Pictures excluded, retype the lines from the one containing "OCR this image." through the last line of the data below, both included.

------------------------------------------------

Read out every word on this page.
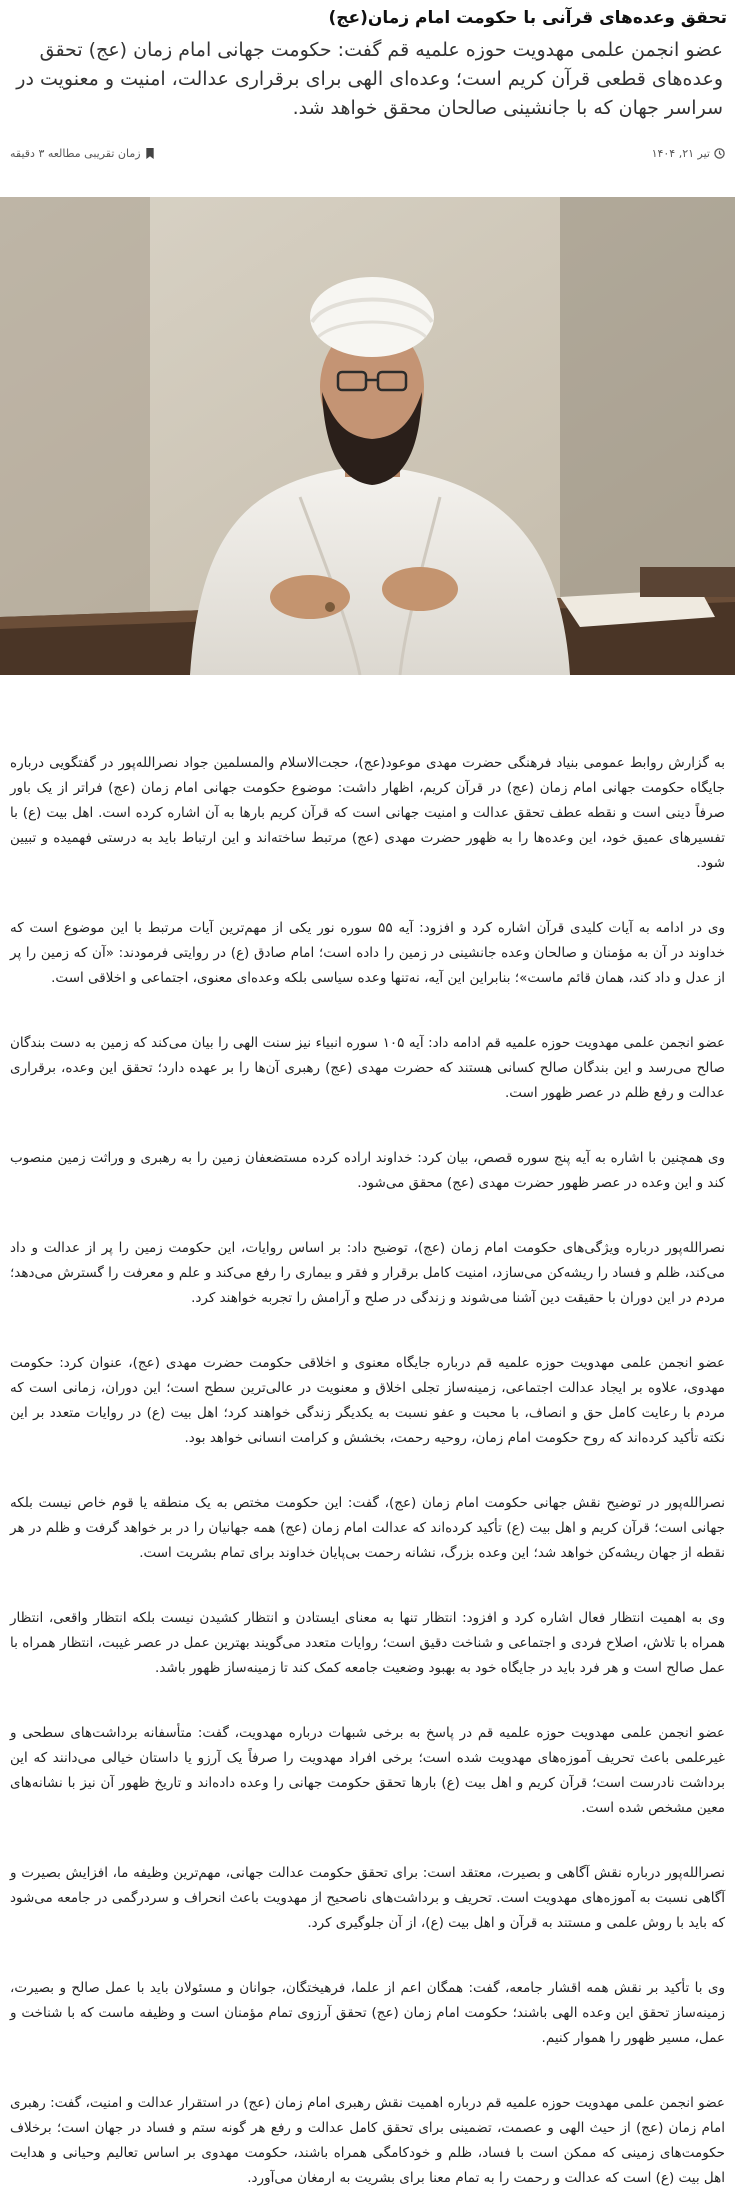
تحقق وعده‌های قرآنی با حکومت امام زمان(عج)

عضو انجمن علمی مهدویت حوزه علمیه قم گفت: حکومت جهانی امام زمان (عج) تحقق وعده‌های قطعی قرآن کریم است؛ وعده‌ای الهی برای برقراری عدالت، امنیت و معنویت در سراسر جهان که با جانشینی صالحان محقق خواهد شد.

تیر ۲۱, ۱۴۰۴
زمان تقریبی مطالعه ۳ دقیقه

به گزارش روابط عمومی بنیاد فرهنگی حضرت مهدی موعود(عج)، حجت‌الاسلام والمسلمین جواد نصرالله‌پور در گفتگویی درباره جایگاه حکومت جهانی امام زمان (عج) در قرآن کریم، اظهار داشت: موضوع حکومت جهانی امام زمان (عج) فراتر از یک باور صرفاً دینی است و نقطه عطف تحقق عدالت و امنیت جهانی است که قرآن کریم بارها به آن اشاره کرده است. اهل بیت (ع) با تفسیرهای عمیق خود، این وعده‌ها را به ظهور حضرت مهدی (عج) مرتبط ساخته‌اند و این ارتباط باید به درستی فهمیده و تبیین شود.

وی در ادامه به آیات کلیدی قرآن اشاره کرد و افزود: آیه ۵۵ سوره نور یکی از مهم‌ترین آیات مرتبط با این موضوع است که خداوند در آن به مؤمنان و صالحان وعده جانشینی در زمین را داده است؛ امام صادق (ع) در روایتی فرمودند: «آن که زمین را پر از عدل و داد کند، همان قائم ماست»؛ بنابراین این آیه، نه‌تنها وعده سیاسی بلکه وعده‌ای معنوی، اجتماعی و اخلاقی است.

عضو انجمن علمی مهدویت حوزه علمیه قم ادامه داد: آیه ۱۰۵ سوره انبیاء نیز سنت الهی را بیان می‌کند که زمین به دست بندگان صالح می‌رسد و این بندگان صالح کسانی هستند که حضرت مهدی (عج) رهبری آن‌ها را بر عهده دارد؛ تحقق این وعده، برقراری عدالت و رفع ظلم در عصر ظهور است.

وی همچنین با اشاره به آیه پنج سوره قصص، بیان کرد: خداوند اراده کرده مستضعفان زمین را به رهبری و وراثت زمین منصوب کند و این وعده در عصر ظهور حضرت مهدی (عج) محقق می‌شود.

نصرالله‌پور درباره ویژگی‌های حکومت امام زمان (عج)، توضیح داد: بر اساس روایات، این حکومت زمین را پر از عدالت و داد می‌کند، ظلم و فساد را ریشه‌کن می‌سازد، امنیت کامل برقرار و فقر و بیماری را رفع می‌کند و علم و معرفت را گسترش می‌دهد؛ مردم در این دوران با حقیقت دین آشنا می‌شوند و زندگی در صلح و آرامش را تجربه خواهند کرد.

عضو انجمن علمی مهدویت حوزه علمیه قم درباره جایگاه معنوی و اخلاقی حکومت حضرت مهدی (عج)، عنوان کرد: حکومت مهدوی، علاوه بر ایجاد عدالت اجتماعی، زمینه‌ساز تجلی اخلاق و معنویت در عالی‌ترین سطح است؛ این دوران، زمانی است که مردم با رعایت کامل حق و انصاف، با محبت و عفو نسبت به یکدیگر زندگی خواهند کرد؛ اهل بیت (ع) در روایات متعدد بر این نکته تأکید کرده‌اند که روح حکومت امام زمان، روحیه رحمت، بخشش و کرامت انسانی خواهد بود.

نصرالله‌پور در توضیح نقش جهانی حکومت امام زمان (عج)، گفت: این حکومت مختص به یک منطقه یا قوم خاص نیست بلکه جهانی است؛ قرآن کریم و اهل بیت (ع) تأکید کرده‌اند که عدالت امام زمان (عج) همه جهانیان را در بر خواهد گرفت و ظلم در هر نقطه از جهان ریشه‌کن خواهد شد؛ این وعده بزرگ، نشانه رحمت بی‌پایان خداوند برای تمام بشریت است.

وی به اهمیت انتظار فعال اشاره کرد و افزود: انتظار تنها به معنای ایستادن و انتظار کشیدن نیست بلکه انتظار واقعی، انتظار همراه با تلاش، اصلاح فردی و اجتماعی و شناخت دقیق است؛ روایات متعدد می‌گویند بهترین عمل در عصر غیبت، انتظار همراه با عمل صالح است و هر فرد باید در جایگاه خود به بهبود وضعیت جامعه کمک کند تا زمینه‌ساز ظهور باشد.

عضو انجمن علمی مهدویت حوزه علمیه قم در پاسخ به برخی شبهات درباره مهدویت، گفت: متأسفانه برداشت‌های سطحی و غیرعلمی باعث تحریف آموزه‌های مهدویت شده است؛ برخی افراد مهدویت را صرفاً یک آرزو یا داستان خیالی می‌دانند که این برداشت نادرست است؛ قرآن کریم و اهل بیت (ع) بارها تحقق حکومت جهانی را وعده داده‌اند و تاریخ ظهور آن نیز با نشانه‌های معین مشخص شده است.

نصرالله‌پور درباره نقش آگاهی و بصیرت، معتقد است: برای تحقق حکومت عدالت جهانی، مهم‌ترین وظیفه ما، افزایش بصیرت و آگاهی نسبت به آموزه‌های مهدویت است. تحریف و برداشت‌های ناصحیح از مهدویت باعث انحراف و سردرگمی در جامعه می‌شود که باید با روش علمی و مستند به قرآن و اهل بیت (ع)، از آن جلوگیری کرد.

وی با تأکید بر نقش همه اقشار جامعه، گفت: همگان اعم از علما، فرهیختگان، جوانان و مسئولان باید با عمل صالح و بصیرت، زمینه‌ساز تحقق این وعده الهی باشند؛ حکومت امام زمان (عج) تحقق آرزوی تمام مؤمنان است و وظیفه ماست که با شناخت و عمل، مسیر ظهور را هموار کنیم.

عضو انجمن علمی مهدویت حوزه علمیه قم درباره اهمیت نقش رهبری امام زمان (عج) در استقرار عدالت و امنیت، گفت: رهبری امام زمان (عج) از حیث الهی و عصمت، تضمینی برای تحقق کامل عدالت و رفع هر گونه ستم و فساد در جهان است؛ برخلاف حکومت‌های زمینی که ممکن است با فساد، ظلم و خودکامگی همراه باشند، حکومت مهدوی بر اساس تعالیم وحیانی و هدایت اهل بیت (ع) است که عدالت و رحمت را به تمام معنا برای بشریت به ارمغان می‌آورد.
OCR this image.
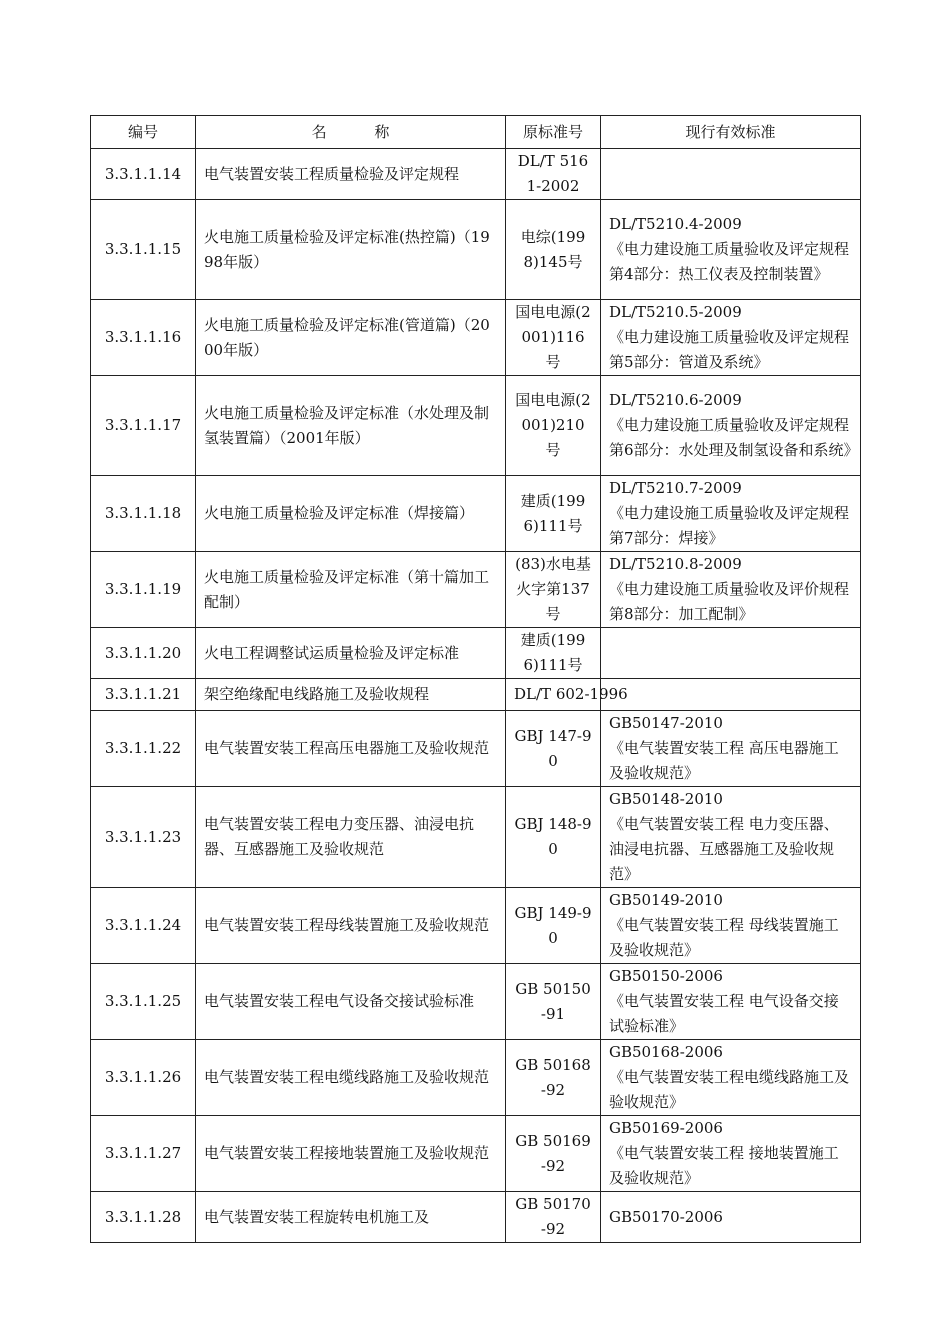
编号	名          称	原标准号	现行有效标准
3.3.1.1.14	电气装置安装工程质量检验及评定规程	DL/T 5161-2002	

3.3.1.1.15	火电施工质量检验及评定标准(热控篇)（1998年版）	电综(1998)145号	DL/T5210.4-2009
《电力建设施工质量验收及评定规程 第4部分：热工仪表及控制装置》

3.3.1.1.16	火电施工质量检验及评定标准(管道篇)（2000年版）	国电电源(2001)116号	DL/T5210.5-2009
《电力建设施工质量验收及评定规程 第5部分：管道及系统》

3.3.1.1.17	火电施工质量检验及评定标准（水处理及制氢装置篇）（2001年版）	国电电源(2001)210号	DL/T5210.6-2009
《电力建设施工质量验收及评定规程 第6部分：水处理及制氢设备和系统》

3.3.1.1.18	火电施工质量检验及评定标准（焊接篇）	建质(1996)111号	DL/T5210.7-2009
《电力建设施工质量验收及评定规程 第7部分：焊接》

3.3.1.1.19	火电施工质量检验及评定标准（第十篇加工配制）	(83)水电基火字第137号	DL/T5210.8-2009
《电力建设施工质量验收及评价规程 第8部分：加工配制》

3.3.1.1.20	火电工程调整试运质量检验及评定标准	建质(1996)111号	

3.3.1.1.21	架空绝缘配电线路施工及验收规程	DL/T 602-1996	

3.3.1.1.22	电气装置安装工程高压电器施工及验收规范	GBJ 147-90	GB50147-2010
《电气装置安装工程 高压电器施工及验收规范》

3.3.1.1.23	电气装置安装工程电力变压器、油浸电抗器、互感器施工及验收规范	GBJ 148-90	GB50148-2010
《电气装置安装工程 电力变压器、油浸电抗器、互感器施工及验收规范》

3.3.1.1.24	电气装置安装工程母线装置施工及验收规范	GBJ 149-90	GB50149-2010
《电气装置安装工程 母线装置施工及验收规范》

3.3.1.1.25	电气装置安装工程电气设备交接试验标准	GB 50150-91	GB50150-2006
《电气装置安装工程 电气设备交接试验标准》

3.3.1.1.26	电气装置安装工程电缆线路施工及验收规范	GB 50168-92	GB50168-2006
《电气装置安装工程电缆线路施工及验收规范》

3.3.1.1.27	电气装置安装工程接地装置施工及验收规范	GB 50169-92	GB50169-2006
《电气装置安装工程 接地装置施工及验收规范》

3.3.1.1.28	电气装置安装工程旋转电机施工及	GB 50170-92	GB50170-2006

------------------------------------------------

» **THE RESPONSE**
OCR this image.
编号	名          称	原标准号	现行有效标准
3.3.1.1.14	电气装置安装工程质量检验及评定规程	DL/T 5161-2002	

3.3.1.1.15	火电施工质量检验及评定标准(热控篇)（1998年版）	电综(1998)145号	DL/T5210.4-2009
《电力建设施工质量验收及评定规程 第4部分：热工仪表及控制装置》

3.3.1.1.16	火电施工质量检验及评定标准(管道篇)（2000年版）	国电电源(2001)116号	DL/T5210.5-2009
《电力建设施工质量验收及评定规程 第5部分：管道及系统》

3.3.1.1.17	火电施工质量检验及评定标准（水处理及制氢装置篇）（2001年版）	国电电源(2001)210号	DL/T5210.6-2009
《电力建设施工质量验收及评定规程 第6部分：水处理及制氢设备和系统》

3.3.1.1.18	火电施工质量检验及评定标准（焊接篇）	建质(1996)111号	DL/T5210.7-2009
《电力建设施工质量验收及评定规程 第7部分：焊接》

3.3.1.1.19	火电施工质量检验及评定标准（第十篇加工配制）	(83)水电基火字第137号	DL/T5210.8-2009
《电力建设施工质量验收及评价规程 第8部分：加工配制》

3.3.1.1.20	火电工程调整试运质量检验及评定标准	建质(1996)111号	

3.3.1.1.21	架空绝缘配电线路施工及验收规程	DL/T 602-1996	

3.3.1.1.22	电气装置安装工程高压电器施工及验收规范	GBJ 147-90	GB50147-2010
《电气装置安装工程 高压电器施工及验收规范》

3.3.1.1.23	电气装置安装工程电力变压器、油浸电抗器、互感器施工及验收规范	GBJ 148-90	GB50148-2010
《电气装置安装工程 电力变压器、油浸电抗器、互感器施工及验收规范》

3.3.1.1.24	电气装置安装工程母线装置施工及验收规范	GBJ 149-90	GB50149-2010
《电气装置安装工程 母线装置施工及验收规范》

3.3.1.1.25	电气装置安装工程电气设备交接试验标准	GB 50150-91	GB50150-2006
《电气装置安装工程 电气设备交接试验标准》

3.3.1.1.26	电气装置安装工程电缆线路施工及验收规范	GB 50168-92	GB50168-2006
《电气装置安装工程电缆线路施工及验收规范》

3.3.1.1.27	电气装置安装工程接地装置施工及验收规范	GB 50169-92	GB50169-2006
《电气装置安装工程 接地装置施工及验收规范》

3.3.1.1.28	电气装置安装工程旋转电机施工及	GB 50170-92	GB50170-2006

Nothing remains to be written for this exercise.